* Begin *

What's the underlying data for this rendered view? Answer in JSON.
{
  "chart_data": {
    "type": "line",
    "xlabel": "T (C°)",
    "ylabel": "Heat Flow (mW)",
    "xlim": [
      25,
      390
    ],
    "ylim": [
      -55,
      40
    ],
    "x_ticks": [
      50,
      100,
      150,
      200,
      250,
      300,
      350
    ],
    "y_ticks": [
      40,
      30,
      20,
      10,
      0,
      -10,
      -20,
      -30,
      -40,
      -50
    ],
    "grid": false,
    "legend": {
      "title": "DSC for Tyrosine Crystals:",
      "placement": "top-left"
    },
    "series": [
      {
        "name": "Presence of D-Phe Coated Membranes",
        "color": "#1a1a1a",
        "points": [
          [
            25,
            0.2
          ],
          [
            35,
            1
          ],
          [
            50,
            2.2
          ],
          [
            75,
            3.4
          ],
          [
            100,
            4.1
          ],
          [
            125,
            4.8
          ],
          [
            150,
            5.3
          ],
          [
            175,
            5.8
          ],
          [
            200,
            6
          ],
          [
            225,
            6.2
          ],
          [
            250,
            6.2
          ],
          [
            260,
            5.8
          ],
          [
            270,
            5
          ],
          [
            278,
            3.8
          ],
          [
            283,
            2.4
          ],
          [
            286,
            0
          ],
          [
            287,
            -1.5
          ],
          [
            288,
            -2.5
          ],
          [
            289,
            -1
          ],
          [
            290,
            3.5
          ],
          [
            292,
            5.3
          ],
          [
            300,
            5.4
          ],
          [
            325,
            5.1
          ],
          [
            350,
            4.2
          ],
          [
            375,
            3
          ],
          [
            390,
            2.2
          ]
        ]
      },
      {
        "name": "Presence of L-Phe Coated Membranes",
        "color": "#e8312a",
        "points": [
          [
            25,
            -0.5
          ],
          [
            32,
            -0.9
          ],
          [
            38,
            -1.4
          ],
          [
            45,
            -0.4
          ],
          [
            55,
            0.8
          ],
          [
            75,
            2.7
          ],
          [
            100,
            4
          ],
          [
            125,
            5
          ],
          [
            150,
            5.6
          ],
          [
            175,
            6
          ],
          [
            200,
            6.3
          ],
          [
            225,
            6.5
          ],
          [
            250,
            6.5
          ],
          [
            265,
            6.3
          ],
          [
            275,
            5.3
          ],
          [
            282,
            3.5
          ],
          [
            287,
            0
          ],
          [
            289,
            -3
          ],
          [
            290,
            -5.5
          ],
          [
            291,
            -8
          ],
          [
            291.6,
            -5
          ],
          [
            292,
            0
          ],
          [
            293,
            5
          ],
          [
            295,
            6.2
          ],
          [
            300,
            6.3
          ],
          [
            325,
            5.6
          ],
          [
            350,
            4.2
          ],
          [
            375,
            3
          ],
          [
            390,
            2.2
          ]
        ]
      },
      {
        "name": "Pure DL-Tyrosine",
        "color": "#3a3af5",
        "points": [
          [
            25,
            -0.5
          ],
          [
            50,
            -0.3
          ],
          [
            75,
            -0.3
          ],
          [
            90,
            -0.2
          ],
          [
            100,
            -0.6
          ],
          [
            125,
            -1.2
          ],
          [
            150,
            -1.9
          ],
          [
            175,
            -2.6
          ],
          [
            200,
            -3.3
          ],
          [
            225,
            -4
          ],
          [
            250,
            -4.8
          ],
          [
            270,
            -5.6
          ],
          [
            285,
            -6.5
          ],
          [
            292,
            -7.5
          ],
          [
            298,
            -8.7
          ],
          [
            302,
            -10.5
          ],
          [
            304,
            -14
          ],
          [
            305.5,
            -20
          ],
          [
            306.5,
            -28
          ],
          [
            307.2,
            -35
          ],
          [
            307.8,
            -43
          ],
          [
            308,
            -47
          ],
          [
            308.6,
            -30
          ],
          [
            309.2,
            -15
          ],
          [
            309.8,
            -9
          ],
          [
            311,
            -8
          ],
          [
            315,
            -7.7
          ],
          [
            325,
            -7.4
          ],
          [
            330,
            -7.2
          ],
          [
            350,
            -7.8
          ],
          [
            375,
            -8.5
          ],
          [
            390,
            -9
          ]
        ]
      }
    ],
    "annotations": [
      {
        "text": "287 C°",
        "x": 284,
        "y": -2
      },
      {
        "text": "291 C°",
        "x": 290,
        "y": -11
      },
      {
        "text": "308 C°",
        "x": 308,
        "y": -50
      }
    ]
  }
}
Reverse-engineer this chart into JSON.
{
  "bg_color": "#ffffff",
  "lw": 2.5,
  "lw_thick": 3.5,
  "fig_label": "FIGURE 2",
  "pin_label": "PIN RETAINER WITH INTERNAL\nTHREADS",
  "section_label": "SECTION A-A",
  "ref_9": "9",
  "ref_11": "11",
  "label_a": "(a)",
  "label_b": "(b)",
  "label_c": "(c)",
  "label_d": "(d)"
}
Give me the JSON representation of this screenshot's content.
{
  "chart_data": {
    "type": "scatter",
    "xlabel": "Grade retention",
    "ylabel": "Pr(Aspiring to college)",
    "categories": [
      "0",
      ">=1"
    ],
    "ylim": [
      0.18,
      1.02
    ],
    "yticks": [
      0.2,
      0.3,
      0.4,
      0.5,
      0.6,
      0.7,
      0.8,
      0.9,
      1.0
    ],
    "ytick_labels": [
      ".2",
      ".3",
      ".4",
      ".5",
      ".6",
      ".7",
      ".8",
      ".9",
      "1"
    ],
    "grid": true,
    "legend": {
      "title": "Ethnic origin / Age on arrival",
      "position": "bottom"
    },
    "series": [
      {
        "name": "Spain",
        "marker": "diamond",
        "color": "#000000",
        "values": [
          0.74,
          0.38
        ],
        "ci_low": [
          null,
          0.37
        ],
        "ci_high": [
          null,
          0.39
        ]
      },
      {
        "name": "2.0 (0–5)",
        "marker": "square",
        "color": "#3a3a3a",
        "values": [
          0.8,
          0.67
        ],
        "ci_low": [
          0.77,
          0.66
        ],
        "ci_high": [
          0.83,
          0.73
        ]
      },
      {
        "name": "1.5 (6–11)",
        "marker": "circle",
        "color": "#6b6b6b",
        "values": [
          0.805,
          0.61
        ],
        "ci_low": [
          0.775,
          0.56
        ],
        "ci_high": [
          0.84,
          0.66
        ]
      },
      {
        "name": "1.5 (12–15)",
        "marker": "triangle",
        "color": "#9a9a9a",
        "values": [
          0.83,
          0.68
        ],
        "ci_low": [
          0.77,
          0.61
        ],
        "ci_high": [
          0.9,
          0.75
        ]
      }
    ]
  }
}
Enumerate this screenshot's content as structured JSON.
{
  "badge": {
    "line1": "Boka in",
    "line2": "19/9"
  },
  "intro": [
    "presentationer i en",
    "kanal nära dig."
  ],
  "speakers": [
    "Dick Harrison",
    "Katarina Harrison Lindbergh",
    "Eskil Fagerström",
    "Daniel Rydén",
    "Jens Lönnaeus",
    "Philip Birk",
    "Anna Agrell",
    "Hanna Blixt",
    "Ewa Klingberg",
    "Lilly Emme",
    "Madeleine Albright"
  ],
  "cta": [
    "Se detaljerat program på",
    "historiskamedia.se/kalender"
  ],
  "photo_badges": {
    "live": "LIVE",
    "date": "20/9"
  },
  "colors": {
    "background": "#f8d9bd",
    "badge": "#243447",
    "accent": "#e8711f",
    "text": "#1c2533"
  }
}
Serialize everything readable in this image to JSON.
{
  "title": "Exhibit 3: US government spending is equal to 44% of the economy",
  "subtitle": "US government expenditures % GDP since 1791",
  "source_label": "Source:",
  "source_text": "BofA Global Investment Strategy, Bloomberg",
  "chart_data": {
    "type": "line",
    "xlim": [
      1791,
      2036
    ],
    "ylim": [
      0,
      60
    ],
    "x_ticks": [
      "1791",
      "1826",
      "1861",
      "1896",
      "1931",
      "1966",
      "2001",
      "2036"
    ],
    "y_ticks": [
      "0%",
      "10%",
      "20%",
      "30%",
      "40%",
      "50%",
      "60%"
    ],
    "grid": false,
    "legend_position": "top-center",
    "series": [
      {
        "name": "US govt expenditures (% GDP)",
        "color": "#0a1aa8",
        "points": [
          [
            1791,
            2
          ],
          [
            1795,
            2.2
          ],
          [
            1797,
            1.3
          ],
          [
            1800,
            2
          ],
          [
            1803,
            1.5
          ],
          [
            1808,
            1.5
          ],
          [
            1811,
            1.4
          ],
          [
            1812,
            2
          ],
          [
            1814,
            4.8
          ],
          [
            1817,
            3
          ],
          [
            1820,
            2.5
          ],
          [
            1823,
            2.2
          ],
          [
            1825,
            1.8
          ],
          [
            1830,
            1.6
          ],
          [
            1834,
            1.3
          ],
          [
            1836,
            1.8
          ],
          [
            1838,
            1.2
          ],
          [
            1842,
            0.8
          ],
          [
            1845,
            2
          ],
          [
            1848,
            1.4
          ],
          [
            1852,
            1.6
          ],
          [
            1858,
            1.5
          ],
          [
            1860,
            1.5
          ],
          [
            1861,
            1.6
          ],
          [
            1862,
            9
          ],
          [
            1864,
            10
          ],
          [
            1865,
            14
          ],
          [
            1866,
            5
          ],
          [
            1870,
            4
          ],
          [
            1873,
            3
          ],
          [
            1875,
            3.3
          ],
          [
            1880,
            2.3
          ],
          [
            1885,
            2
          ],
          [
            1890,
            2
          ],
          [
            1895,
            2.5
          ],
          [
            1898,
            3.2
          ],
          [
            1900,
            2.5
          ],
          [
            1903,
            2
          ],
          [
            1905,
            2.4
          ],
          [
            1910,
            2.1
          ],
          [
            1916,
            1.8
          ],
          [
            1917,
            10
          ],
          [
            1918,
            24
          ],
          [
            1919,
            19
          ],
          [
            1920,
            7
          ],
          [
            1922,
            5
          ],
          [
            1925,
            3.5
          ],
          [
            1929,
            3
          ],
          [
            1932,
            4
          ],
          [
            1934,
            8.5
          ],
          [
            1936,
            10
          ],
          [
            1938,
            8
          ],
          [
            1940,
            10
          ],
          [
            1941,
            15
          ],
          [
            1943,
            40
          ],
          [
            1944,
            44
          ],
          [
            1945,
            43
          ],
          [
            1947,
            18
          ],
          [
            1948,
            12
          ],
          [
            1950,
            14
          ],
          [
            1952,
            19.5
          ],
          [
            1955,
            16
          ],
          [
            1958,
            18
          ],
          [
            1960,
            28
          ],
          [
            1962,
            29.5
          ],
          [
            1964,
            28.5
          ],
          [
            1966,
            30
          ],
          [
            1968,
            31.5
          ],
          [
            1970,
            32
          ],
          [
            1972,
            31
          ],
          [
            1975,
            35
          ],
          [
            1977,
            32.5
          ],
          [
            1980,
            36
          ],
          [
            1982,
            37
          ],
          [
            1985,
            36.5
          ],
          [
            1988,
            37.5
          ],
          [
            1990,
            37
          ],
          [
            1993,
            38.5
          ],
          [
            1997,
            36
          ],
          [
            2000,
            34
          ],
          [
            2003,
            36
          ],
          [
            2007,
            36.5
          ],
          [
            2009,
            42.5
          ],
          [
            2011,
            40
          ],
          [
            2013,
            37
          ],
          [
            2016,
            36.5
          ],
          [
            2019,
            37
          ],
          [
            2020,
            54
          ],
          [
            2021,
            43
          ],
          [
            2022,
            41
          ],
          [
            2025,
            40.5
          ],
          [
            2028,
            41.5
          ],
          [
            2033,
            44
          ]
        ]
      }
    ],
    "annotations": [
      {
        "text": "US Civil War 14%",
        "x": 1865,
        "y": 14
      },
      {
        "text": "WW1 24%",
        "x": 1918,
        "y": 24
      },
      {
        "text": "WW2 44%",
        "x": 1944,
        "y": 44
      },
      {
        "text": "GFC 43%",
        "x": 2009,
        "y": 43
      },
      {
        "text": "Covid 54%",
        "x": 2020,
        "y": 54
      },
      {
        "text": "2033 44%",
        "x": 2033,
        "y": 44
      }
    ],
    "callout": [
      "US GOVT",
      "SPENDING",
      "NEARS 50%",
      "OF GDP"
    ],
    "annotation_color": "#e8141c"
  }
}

* End *

■ EXERCISE DESCRIPTION
Only the number is wanted: how many lines in the data include the word "marker"?

■ TASK ANSWER
4